What the task asks: Exact copies are required of the lines from the line containing "What data populates" through the final line of the listing, both included, and of no other lines.

Structured figure records:

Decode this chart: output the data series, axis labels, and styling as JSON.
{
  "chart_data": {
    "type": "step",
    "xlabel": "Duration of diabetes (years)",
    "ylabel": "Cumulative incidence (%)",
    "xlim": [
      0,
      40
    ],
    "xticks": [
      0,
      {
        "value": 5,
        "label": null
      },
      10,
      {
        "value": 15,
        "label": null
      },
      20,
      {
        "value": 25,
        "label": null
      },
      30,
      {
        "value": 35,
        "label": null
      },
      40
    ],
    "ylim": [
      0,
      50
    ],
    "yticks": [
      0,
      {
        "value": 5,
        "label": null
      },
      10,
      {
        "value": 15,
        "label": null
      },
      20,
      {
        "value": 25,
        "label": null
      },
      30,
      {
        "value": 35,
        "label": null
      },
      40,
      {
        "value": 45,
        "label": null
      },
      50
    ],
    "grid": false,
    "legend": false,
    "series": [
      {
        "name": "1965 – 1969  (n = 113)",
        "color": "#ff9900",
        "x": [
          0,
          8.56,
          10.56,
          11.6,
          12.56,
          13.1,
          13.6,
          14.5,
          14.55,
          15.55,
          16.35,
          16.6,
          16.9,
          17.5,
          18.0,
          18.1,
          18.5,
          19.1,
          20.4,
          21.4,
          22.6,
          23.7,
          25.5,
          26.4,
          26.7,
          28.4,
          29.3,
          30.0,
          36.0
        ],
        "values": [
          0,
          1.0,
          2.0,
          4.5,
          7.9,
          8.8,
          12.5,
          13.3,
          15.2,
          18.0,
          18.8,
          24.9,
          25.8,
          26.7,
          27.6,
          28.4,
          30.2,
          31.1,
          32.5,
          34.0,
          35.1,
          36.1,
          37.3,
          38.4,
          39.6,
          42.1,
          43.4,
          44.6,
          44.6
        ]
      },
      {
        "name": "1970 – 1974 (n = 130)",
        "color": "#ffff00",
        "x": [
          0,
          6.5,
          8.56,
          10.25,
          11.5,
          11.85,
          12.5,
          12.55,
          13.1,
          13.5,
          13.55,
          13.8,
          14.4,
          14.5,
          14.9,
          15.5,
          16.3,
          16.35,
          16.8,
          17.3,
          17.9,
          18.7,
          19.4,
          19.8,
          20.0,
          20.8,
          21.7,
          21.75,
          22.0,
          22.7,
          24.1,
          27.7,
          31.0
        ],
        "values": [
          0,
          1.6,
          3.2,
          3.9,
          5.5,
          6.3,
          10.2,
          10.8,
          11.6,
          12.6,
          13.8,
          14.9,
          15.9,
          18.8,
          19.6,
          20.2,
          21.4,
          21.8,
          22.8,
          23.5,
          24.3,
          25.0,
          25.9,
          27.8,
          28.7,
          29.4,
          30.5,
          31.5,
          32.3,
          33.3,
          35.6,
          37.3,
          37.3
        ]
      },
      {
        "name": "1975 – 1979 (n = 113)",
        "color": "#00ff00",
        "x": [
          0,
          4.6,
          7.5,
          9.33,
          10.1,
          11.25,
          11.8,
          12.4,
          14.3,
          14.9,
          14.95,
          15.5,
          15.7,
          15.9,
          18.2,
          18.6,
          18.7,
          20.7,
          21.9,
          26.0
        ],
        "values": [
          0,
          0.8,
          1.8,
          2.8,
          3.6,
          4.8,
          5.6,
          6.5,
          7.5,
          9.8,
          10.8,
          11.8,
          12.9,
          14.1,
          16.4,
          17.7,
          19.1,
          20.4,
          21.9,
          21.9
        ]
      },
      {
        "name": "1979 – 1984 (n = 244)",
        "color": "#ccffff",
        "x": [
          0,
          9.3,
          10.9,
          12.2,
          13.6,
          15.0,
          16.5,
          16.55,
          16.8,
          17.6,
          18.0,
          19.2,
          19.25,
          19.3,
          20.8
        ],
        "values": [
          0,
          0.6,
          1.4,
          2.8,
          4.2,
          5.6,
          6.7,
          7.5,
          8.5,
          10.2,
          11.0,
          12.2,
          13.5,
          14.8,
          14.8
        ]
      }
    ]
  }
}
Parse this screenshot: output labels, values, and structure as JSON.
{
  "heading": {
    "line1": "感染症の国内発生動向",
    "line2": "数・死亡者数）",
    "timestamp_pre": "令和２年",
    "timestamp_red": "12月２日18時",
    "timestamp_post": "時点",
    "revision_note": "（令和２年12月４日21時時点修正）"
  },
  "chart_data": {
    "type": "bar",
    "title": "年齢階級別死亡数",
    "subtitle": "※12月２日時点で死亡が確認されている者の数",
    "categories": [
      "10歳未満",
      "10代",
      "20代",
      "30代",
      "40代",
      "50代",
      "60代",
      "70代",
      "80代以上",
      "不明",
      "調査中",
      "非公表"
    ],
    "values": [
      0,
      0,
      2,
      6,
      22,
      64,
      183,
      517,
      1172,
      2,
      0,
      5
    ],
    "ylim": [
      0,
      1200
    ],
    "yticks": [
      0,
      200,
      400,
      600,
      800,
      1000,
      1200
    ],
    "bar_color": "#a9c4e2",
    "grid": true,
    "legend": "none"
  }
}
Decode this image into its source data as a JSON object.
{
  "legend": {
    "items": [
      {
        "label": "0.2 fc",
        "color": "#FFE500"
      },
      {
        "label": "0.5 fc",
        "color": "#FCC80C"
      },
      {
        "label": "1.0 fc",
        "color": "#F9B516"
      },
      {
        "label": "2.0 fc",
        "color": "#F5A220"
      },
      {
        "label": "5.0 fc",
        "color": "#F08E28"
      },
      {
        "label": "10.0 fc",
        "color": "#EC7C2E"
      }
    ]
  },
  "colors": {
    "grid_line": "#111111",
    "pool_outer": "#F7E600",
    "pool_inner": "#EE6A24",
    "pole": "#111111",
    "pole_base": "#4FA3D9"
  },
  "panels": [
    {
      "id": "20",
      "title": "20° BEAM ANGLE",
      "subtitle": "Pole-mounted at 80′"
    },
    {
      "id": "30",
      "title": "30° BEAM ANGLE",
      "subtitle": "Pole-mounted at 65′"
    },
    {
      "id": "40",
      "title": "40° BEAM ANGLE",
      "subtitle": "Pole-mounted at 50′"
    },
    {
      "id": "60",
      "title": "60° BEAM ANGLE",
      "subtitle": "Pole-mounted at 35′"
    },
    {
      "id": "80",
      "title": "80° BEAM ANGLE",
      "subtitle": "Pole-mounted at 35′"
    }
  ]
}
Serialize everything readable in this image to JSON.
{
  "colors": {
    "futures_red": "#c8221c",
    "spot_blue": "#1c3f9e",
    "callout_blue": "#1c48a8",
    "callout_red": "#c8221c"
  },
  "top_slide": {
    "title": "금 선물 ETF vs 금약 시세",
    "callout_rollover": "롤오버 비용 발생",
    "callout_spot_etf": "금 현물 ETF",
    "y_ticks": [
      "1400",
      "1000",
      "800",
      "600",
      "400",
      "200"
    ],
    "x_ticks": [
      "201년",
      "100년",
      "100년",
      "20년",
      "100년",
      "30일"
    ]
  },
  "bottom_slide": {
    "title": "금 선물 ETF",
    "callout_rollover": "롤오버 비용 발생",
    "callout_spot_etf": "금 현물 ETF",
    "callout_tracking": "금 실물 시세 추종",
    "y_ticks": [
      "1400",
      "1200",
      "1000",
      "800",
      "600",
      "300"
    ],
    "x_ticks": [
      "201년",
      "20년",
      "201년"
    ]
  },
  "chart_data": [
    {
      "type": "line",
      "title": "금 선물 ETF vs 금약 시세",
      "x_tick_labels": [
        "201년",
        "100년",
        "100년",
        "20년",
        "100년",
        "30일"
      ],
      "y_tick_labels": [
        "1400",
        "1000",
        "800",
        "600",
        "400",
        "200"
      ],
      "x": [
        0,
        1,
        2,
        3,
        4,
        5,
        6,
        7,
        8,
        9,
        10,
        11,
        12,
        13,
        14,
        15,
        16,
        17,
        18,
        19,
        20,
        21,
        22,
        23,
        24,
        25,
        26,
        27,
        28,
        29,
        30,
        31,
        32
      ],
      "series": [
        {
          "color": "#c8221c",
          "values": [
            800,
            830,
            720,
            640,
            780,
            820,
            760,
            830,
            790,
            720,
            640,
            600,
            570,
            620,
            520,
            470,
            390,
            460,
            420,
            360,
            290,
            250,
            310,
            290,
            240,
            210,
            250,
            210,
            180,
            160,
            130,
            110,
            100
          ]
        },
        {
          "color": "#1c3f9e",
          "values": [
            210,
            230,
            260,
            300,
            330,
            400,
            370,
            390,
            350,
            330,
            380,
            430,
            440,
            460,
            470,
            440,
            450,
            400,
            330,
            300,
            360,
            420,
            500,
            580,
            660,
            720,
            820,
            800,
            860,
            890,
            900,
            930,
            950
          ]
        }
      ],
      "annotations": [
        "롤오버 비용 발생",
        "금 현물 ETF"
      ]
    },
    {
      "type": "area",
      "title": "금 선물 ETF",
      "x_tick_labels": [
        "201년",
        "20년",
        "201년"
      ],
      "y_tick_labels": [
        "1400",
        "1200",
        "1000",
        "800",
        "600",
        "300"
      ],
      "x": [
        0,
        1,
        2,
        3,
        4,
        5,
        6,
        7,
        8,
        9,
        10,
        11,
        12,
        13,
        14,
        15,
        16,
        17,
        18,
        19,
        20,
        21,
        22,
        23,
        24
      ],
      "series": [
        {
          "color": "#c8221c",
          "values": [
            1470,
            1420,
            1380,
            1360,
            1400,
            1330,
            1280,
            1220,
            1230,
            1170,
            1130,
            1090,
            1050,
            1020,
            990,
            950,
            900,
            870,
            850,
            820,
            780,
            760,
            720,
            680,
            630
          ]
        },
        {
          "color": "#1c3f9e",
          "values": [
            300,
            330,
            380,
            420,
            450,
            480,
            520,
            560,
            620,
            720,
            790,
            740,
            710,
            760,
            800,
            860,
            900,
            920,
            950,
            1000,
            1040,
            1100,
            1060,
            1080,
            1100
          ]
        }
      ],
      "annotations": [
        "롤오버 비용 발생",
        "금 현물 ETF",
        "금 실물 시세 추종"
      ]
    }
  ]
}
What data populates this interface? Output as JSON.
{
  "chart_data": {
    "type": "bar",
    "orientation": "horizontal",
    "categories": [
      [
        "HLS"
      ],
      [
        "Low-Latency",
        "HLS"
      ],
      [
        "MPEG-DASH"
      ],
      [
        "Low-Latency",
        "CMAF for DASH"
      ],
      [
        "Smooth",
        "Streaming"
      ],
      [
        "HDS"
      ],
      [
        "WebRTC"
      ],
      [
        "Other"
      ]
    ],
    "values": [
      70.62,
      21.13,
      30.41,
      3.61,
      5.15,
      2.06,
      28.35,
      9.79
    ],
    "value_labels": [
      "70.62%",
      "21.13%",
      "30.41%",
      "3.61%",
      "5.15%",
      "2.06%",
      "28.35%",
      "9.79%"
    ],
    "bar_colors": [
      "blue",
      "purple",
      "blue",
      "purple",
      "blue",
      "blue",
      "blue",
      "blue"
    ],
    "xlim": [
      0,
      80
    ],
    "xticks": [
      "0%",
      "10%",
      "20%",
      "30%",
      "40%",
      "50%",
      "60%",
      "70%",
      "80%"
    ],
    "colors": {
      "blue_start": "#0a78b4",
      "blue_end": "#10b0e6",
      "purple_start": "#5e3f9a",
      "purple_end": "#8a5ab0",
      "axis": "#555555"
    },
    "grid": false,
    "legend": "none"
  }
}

In response:
What data populates this interface? Output as JSON.
{
  "chart_data": {
    "type": "bar",
    "orientation": "horizontal",
    "categories": [
      [
        "HLS"
      ],
      [
        "Low-Latency",
        "HLS"
      ],
      [
        "MPEG-DASH"
      ],
      [
        "Low-Latency",
        "CMAF for DASH"
      ],
      [
        "Smooth",
        "Streaming"
      ],
      [
        "HDS"
      ],
      [
        "WebRTC"
      ],
      [
        "Other"
      ]
    ],
    "values": [
      70.62,
      21.13,
      30.41,
      3.61,
      5.15,
      2.06,
      28.35,
      9.79
    ],
    "value_labels": [
      "70.62%",
      "21.13%",
      "30.41%",
      "3.61%",
      "5.15%",
      "2.06%",
      "28.35%",
      "9.79%"
    ],
    "bar_colors": [
      "blue",
      "purple",
      "blue",
      "purple",
      "blue",
      "blue",
      "blue",
      "blue"
    ],
    "xlim": [
      0,
      80
    ],
    "xticks": [
      "0%",
      "10%",
      "20%",
      "30%",
      "40%",
      "50%",
      "60%",
      "70%",
      "80%"
    ],
    "colors": {
      "blue_start": "#0a78b4",
      "blue_end": "#10b0e6",
      "purple_start": "#5e3f9a",
      "purple_end": "#8a5ab0",
      "axis": "#555555"
    },
    "grid": false,
    "legend": "none"
  }
}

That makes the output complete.